● MATERIAL SUPPLIED
--- Begin ---
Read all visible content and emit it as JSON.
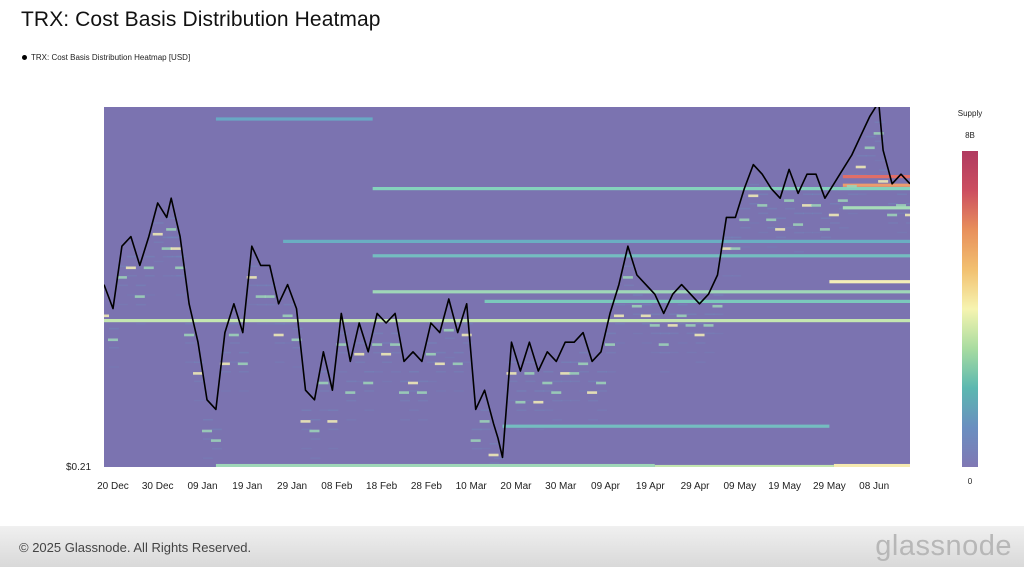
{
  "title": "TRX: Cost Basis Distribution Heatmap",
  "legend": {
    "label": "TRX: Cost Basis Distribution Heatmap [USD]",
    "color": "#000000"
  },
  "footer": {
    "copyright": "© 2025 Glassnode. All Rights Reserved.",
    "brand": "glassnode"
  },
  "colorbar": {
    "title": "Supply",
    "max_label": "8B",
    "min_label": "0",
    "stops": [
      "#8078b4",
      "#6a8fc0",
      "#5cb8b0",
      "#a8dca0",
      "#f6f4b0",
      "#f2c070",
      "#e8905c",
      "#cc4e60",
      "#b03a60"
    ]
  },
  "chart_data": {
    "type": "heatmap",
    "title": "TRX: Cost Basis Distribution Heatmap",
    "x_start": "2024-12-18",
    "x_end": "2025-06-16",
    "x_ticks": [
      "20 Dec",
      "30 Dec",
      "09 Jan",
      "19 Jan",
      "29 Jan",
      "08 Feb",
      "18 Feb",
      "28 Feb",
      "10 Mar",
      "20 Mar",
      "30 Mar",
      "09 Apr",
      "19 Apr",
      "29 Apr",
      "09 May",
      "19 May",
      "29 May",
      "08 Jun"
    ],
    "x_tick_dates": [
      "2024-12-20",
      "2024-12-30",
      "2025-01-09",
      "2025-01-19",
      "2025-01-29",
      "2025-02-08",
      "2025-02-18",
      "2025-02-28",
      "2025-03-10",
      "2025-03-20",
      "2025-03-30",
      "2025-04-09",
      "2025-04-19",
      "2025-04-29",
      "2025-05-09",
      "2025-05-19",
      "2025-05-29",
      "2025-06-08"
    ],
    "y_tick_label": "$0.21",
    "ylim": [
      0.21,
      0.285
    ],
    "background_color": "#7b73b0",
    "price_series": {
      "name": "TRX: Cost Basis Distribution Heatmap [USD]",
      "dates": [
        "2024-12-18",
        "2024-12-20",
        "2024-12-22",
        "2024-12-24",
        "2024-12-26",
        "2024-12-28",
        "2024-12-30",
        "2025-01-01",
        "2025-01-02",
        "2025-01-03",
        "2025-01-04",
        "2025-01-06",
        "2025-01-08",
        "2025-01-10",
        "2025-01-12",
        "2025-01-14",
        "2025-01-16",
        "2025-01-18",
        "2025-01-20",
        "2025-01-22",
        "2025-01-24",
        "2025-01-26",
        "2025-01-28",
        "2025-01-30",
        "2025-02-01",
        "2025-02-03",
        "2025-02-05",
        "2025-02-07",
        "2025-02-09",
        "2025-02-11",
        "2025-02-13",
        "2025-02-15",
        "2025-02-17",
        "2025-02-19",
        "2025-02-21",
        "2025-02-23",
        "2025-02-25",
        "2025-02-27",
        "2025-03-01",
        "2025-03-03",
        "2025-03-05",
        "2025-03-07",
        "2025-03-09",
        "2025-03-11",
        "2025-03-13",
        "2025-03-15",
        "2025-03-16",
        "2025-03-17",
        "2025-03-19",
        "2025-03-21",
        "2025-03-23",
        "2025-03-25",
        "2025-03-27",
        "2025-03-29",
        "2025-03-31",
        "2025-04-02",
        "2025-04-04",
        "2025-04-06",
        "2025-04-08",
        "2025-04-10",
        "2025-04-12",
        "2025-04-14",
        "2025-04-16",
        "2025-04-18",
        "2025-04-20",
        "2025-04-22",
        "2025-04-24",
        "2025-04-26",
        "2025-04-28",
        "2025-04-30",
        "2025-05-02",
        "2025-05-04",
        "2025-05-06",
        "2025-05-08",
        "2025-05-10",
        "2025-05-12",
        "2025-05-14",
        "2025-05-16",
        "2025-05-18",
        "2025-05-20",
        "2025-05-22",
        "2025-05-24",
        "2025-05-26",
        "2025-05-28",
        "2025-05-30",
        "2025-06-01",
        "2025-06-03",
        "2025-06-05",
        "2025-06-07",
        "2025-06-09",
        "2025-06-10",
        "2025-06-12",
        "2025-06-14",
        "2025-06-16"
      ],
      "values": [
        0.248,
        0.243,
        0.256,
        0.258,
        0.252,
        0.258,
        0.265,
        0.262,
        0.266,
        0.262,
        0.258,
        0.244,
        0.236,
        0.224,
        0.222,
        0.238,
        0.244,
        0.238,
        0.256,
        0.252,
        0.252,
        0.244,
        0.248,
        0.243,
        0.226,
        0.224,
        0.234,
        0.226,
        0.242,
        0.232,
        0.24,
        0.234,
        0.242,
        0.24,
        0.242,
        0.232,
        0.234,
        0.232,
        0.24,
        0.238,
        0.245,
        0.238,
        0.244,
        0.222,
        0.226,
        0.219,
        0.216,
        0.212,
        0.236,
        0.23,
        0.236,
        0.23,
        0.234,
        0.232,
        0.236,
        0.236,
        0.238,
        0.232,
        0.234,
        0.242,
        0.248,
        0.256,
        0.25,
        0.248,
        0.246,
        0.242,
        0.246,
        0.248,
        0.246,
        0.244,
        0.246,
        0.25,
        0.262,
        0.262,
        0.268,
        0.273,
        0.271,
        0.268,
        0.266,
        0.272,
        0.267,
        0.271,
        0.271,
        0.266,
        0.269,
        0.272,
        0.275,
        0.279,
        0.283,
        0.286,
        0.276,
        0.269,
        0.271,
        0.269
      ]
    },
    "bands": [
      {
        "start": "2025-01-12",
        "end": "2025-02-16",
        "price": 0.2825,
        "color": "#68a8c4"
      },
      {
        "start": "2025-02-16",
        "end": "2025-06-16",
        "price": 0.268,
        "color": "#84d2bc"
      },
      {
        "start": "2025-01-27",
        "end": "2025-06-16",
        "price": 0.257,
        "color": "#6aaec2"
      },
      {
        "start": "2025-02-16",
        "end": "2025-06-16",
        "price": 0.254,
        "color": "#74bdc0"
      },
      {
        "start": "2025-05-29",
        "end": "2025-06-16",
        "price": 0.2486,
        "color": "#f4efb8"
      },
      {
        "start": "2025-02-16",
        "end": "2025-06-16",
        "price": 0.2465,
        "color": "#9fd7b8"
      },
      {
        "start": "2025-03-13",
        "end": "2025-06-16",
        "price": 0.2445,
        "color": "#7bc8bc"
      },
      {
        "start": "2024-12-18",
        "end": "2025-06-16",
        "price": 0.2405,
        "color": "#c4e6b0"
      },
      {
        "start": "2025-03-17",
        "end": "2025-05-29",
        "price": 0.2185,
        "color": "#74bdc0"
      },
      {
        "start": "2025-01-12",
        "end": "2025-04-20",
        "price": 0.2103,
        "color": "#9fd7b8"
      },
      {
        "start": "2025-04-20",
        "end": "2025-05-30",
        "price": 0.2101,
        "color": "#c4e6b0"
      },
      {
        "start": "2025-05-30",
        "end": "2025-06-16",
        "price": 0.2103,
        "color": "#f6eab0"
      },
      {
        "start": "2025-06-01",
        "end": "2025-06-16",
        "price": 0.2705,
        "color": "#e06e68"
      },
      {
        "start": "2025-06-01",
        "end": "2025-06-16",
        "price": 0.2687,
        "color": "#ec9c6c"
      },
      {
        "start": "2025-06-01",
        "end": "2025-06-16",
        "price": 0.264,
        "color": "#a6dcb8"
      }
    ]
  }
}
--- End ---
--- Begin ---
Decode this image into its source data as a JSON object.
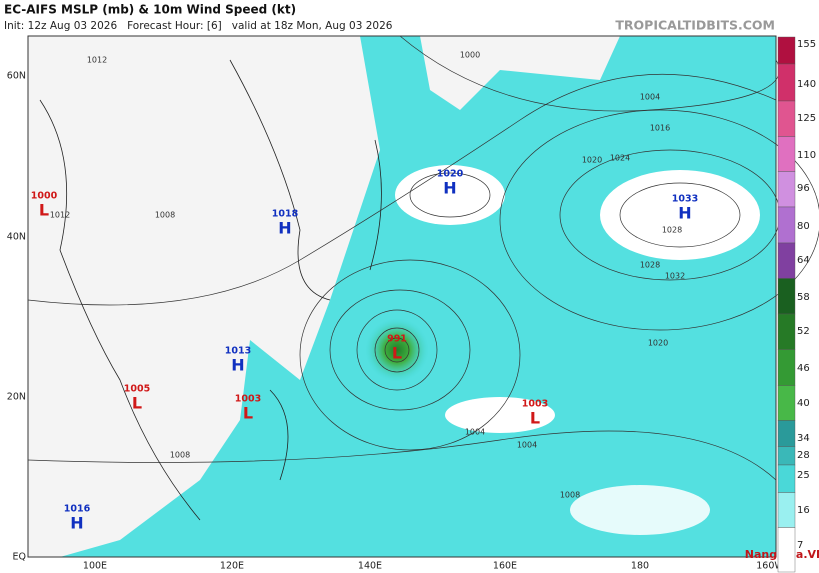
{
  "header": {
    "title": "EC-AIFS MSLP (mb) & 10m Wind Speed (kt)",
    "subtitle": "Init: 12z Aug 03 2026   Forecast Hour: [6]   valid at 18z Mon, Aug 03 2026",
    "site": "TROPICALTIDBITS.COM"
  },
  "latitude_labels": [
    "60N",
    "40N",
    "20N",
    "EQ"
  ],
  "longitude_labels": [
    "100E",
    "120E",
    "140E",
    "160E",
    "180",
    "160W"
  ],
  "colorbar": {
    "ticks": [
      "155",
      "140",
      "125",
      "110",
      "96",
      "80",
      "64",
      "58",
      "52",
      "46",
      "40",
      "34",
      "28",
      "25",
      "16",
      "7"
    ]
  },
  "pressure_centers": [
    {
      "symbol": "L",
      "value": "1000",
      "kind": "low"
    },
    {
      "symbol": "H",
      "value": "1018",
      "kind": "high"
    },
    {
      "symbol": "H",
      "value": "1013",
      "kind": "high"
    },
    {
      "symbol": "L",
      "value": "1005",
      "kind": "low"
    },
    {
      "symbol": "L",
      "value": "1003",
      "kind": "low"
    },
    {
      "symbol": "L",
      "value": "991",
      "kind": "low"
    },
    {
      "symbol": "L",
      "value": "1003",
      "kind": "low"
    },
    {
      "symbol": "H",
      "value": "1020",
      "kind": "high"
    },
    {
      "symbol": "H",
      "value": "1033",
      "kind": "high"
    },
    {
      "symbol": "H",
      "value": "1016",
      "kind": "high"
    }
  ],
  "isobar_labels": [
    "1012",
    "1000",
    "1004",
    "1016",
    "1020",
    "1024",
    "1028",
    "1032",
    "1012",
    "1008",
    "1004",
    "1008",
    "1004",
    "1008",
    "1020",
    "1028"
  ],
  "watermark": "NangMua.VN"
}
--- End ---
--- Begin ---
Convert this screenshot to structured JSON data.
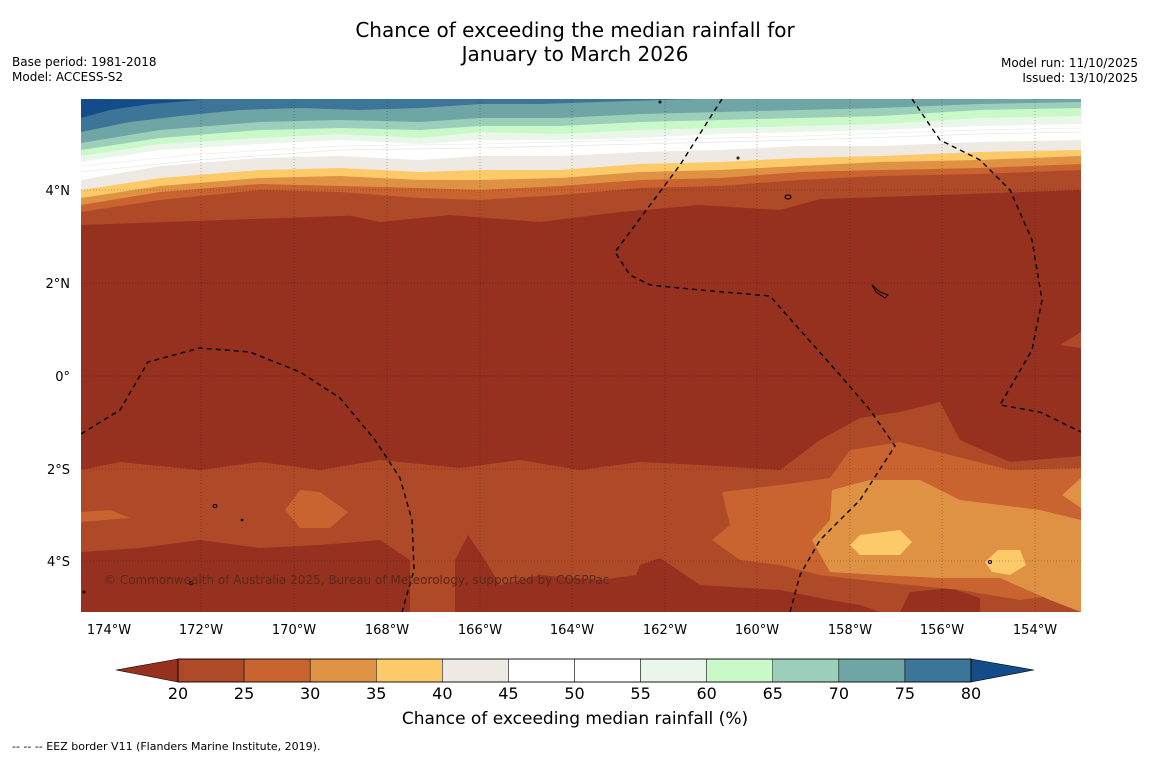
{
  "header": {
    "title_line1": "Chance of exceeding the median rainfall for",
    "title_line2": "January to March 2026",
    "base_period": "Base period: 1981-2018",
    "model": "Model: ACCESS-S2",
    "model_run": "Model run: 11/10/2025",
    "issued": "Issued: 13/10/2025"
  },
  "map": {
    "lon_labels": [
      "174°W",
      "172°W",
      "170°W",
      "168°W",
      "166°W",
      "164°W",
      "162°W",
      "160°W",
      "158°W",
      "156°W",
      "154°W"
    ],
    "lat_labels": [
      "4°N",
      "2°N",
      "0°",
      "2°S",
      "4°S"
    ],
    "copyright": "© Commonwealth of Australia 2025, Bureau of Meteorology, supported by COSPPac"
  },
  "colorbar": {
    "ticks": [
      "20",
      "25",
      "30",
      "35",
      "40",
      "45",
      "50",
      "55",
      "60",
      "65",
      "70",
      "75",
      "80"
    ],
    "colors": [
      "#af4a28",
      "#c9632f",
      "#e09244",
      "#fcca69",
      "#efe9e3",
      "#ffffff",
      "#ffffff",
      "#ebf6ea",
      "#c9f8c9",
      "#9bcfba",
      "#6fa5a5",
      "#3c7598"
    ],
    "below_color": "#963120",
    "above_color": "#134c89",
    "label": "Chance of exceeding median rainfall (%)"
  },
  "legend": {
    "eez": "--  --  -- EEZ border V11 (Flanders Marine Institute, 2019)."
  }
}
--- End ---
Determine how many lines include the word "exceeding" and report that number by itself.

● FINAL RESULT
2